### [Task directions]
Look through the data for the string "上无片瓦". Copy every line where it is found.
___ Data shown
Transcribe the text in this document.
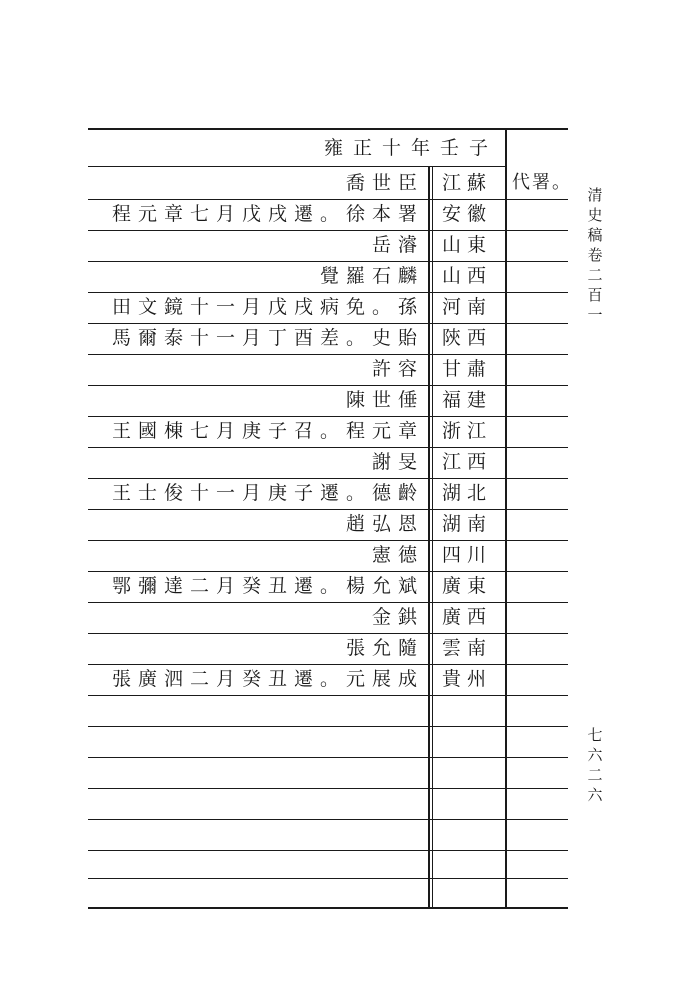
雍正十年壬子
代署。
喬世臣 江蘇
程元章七月戊戌遷。徐本署 安徽
岳濬 山東
覺羅石麟 山西
田文鏡十一月戊戌病免。孫 河南
馬爾泰十一月丁酉差。史貽 陝西
許容 甘肅
陳世倕 福建
王國棟七月庚子召。程元章 浙江
謝旻 江西
王士俊十一月庚子遷。德齡 湖北
趙弘恩 湖南
憲德 四川
鄂彌達二月癸丑遷。楊允斌 廣東
金鉷 廣西
張允隨 雲南
張廣泗二月癸丑遷。元展成 貴州
清
史
稿
卷
二
百
一
七
六
二
六
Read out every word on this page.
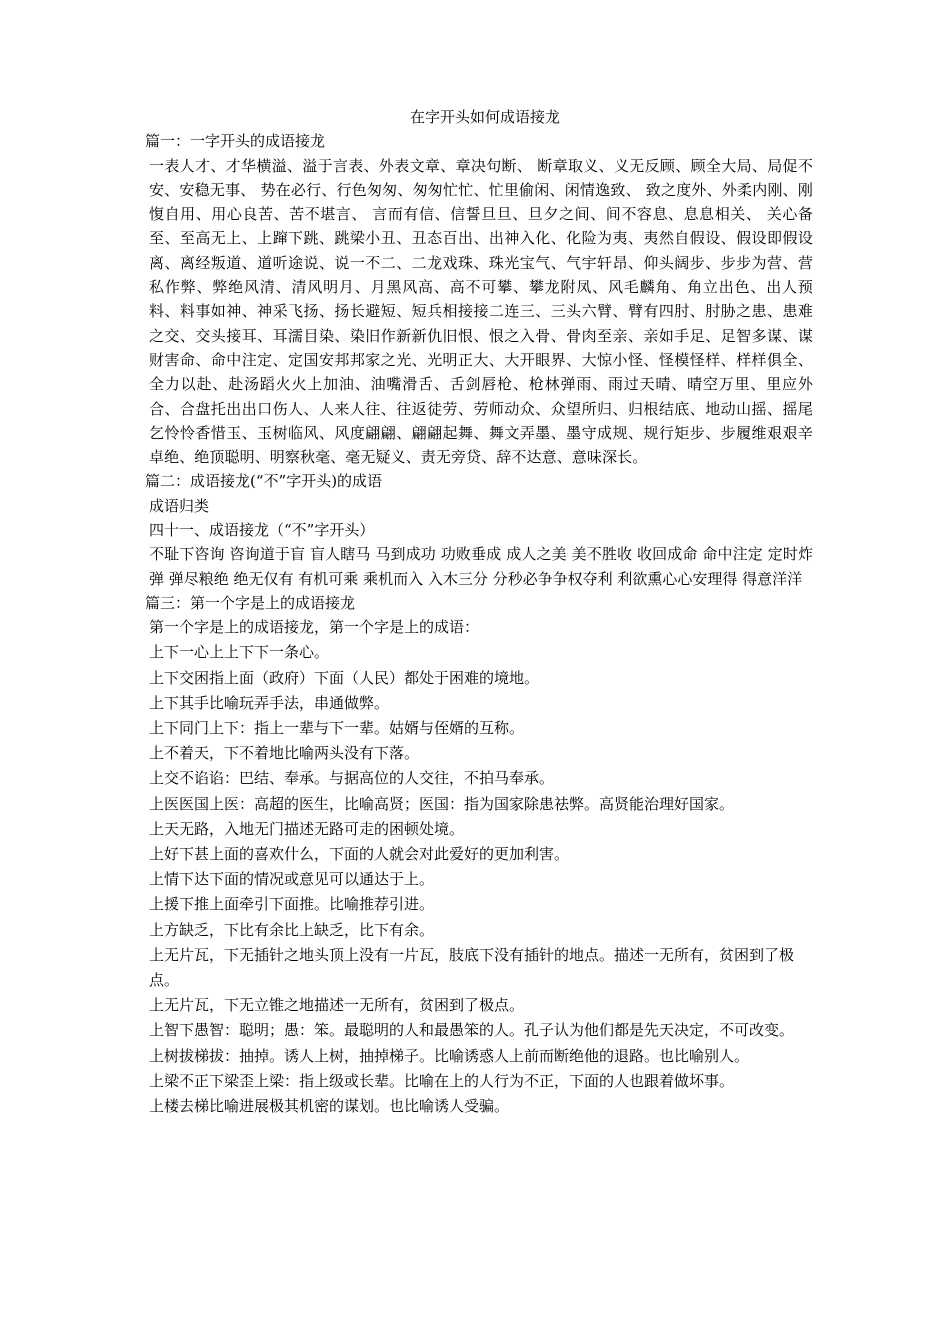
在字开头如何成语接龙

篇一：一字开头的成语接龙

一表人才、才华横溢、溢于言表、外表文章、章决句断、 断章取义、义无反顾、顾全大局、局促不安、安稳无事、 势在必行、行色匆匆、匆匆忙忙、忙里偷闲、闲情逸致、 致之度外、外柔内刚、刚愎自用、用心良苦、苦不堪言、 言而有信、信誓旦旦、旦夕之间、间不容息、息息相关、 关心备至、至高无上、上蹿下跳、跳梁小丑、丑态百出、出神入化、化险为夷、夷然自假设、假设即假设离、离经叛道、道听途说、说一不二、二龙戏珠、珠光宝气、气宇轩昂、仰头阔步、步步为营、营私作弊、弊绝风清、清风明月、月黑风高、高不可攀、攀龙附凤、风毛麟角、角立出色、出人预料、料事如神、神采飞扬、扬长避短、短兵相接接二连三、三头六臂、臂有四肘、肘胁之患、患难之交、交头接耳、耳濡目染、染旧作新新仇旧恨、恨之入骨、骨肉至亲、亲如手足、足智多谋、谋财害命、命中注定、定国安邦邦家之光、光明正大、大开眼界、大惊小怪、怪模怪样、样样俱全、全力以赴、赴汤蹈火火上加油、油嘴滑舌、舌剑唇枪、枪林弹雨、雨过天晴、晴空万里、里应外合、合盘托出出口伤人、人来人往、往返徒劳、劳师动众、众望所归、归根结底、地动山摇、摇尾乞怜怜香惜玉、玉树临风、风度翩翩、翩翩起舞、舞文弄墨、墨守成规、规行矩步、步履维艰艰辛卓绝、绝顶聪明、明察秋毫、毫无疑义、责无旁贷、辞不达意、意味深长。

篇二：成语接龙(“不”字开头)的成语

成语归类

四十一、成语接龙（“不”字开头）

不耻下咨询 咨询道于盲 盲人瞎马 马到成功 功败垂成 成人之美 美不胜收 收回成命 命中注定 定时炸弹 弹尽粮绝 绝无仅有 有机可乘 乘机而入 入木三分 分秒必争争权夺利 利欲熏心心安理得 得意洋洋

篇三：第一个字是上的成语接龙

第一个字是上的成语接龙，第一个字是上的成语：

上下一心上上下下一条心。

上下交困指上面（政府）下面（人民）都处于困难的境地。

上下其手比喻玩弄手法，串通做弊。

上下同门上下：指上一辈与下一辈。姑婿与侄婿的互称。

上不着天，下不着地比喻两头没有下落。

上交不谄谄：巴结、奉承。与据高位的人交往，不拍马奉承。

上医医国上医：高超的医生，比喻高贤；医国：指为国家除患祛弊。高贤能治理好国家。

上天无路，入地无门描述无路可走的困顿处境。

上好下甚上面的喜欢什么，下面的人就会对此爱好的更加利害。

上情下达下面的情况或意见可以通达于上。

上援下推上面牵引下面推。比喻推荐引进。

上方缺乏，下比有余比上缺乏，比下有余。

上无片瓦，下无插针之地头顶上没有一片瓦，肢底下没有插针的地点。描述一无所有，贫困到了极点。

上无片瓦，下无立锥之地描述一无所有，贫困到了极点。

上智下愚智：聪明；愚：笨。最聪明的人和最愚笨的人。孔子认为他们都是先天决定，不可改变。

上树拔梯拔：抽掉。诱人上树，抽掉梯子。比喻诱惑人上前而断绝他的退路。也比喻别人。

上梁不正下梁歪上梁：指上级或长辈。比喻在上的人行为不正，下面的人也跟着做坏事。

上楼去梯比喻进展极其机密的谋划。也比喻诱人受骗。
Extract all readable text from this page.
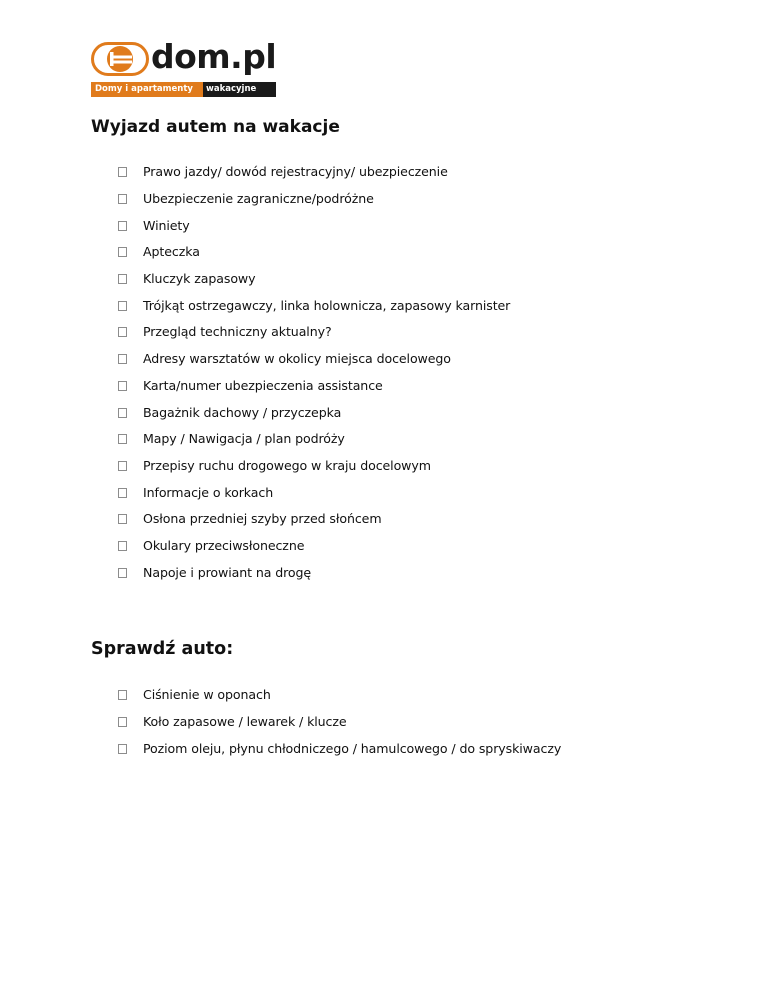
dom.pl
Domy i apartamenty	wakacyjne
Wyjazd autem na wakacje
Prawo jazdy/ dowód rejestracyjny/ ubezpieczenie
Ubezpieczenie zagraniczne/podróżne
Winiety
Apteczka
Kluczyk zapasowy
Trójkąt ostrzegawczy, linka holownicza, zapasowy karnister
Przegląd techniczny aktualny?
Adresy warsztatów w okolicy miejsca docelowego
Karta/numer ubezpieczenia assistance
Bagażnik dachowy / przyczepka
Mapy / Nawigacja / plan podróży
Przepisy ruchu drogowego w kraju docelowym
Informacje o korkach
Osłona przedniej szyby przed słońcem
Okulary przeciwsłoneczne
Napoje i prowiant na drogę
Sprawdź auto:
Ciśnienie w oponach
Koło zapasowe / lewarek / klucze
Poziom oleju, płynu chłodniczego / hamulcowego / do spryskiwaczy
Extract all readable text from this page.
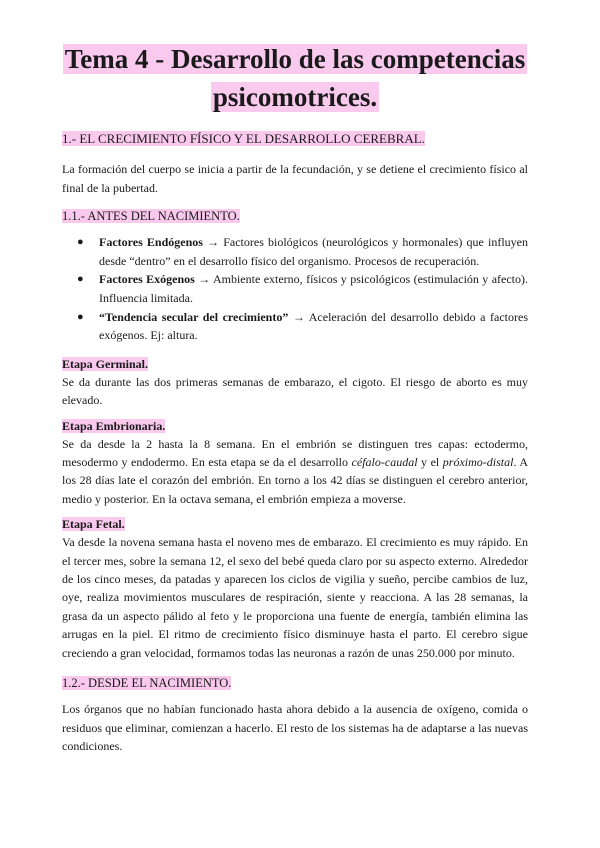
Tema 4 - Desarrollo de las competencias
psicomotrices.
1.- EL CRECIMIENTO FÍSICO Y EL DESARROLLO CEREBRAL.

La formación del cuerpo se inicia a partir de la fecundación, y se detiene el crecimiento físico al final de la pubertad.

1.1.- ANTES DEL NACIMIENTO.
● Factores Endógenos → Factores biológicos (neurológicos y hormonales) que influyen desde “dentro” en el desarrollo físico del organismo. Procesos de recuperación.
● Factores Exógenos → Ambiente externo, físicos y psicológicos (estimulación y afecto). Influencia limitada.
● “Tendencia secular del crecimiento” → Aceleración del desarrollo debido a factores exógenos. Ej: altura.
Etapa Germinal.

Se da durante las dos primeras semanas de embarazo, el cigoto. El riesgo de aborto es muy elevado.

Etapa Embrionaria.

Se da desde la 2 hasta la 8 semana. En el embrión se distinguen tres capas: ectodermo, mesodermo y endodermo. En esta etapa se da el desarrollo céfalo-caudal y el próximo-distal. A los 28 días late el corazón del embrión. En torno a los 42 días se distinguen el cerebro anterior, medio y posterior. En la octava semana, el embrión empieza a moverse.

Etapa Fetal.

Va desde la novena semana hasta el noveno mes de embarazo. El crecimiento es muy rápido. En el tercer mes, sobre la semana 12, el sexo del bebé queda claro por su aspecto externo. Alrededor de los cinco meses, da patadas y aparecen los ciclos de vigilia y sueño, percibe cambios de luz, oye, realiza movimientos musculares de respiración, siente y reacciona. A las 28 semanas, la grasa da un aspecto pálido al feto y le proporciona una fuente de energía, también elimina las arrugas en la piel. El ritmo de crecimiento físico disminuye hasta el parto. El cerebro sigue creciendo a gran velocidad, formamos todas las neuronas a razón de unas 250.000 por minuto.

1.2.- DESDE EL NACIMIENTO.

Los órganos que no habían funcionado hasta ahora debido a la ausencia de oxígeno, comida o residuos que eliminar, comienzan a hacerlo. El resto de los sistemas ha de adaptarse a las nuevas condiciones.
______
### [Written response]
上无片瓦，下无插针之地头顶上没有一片瓦，肢底下没有插针的地点。描述一无所有，贫困到了极点。
上无片瓦，下无立锥之地描述一无所有，贫困到了极点。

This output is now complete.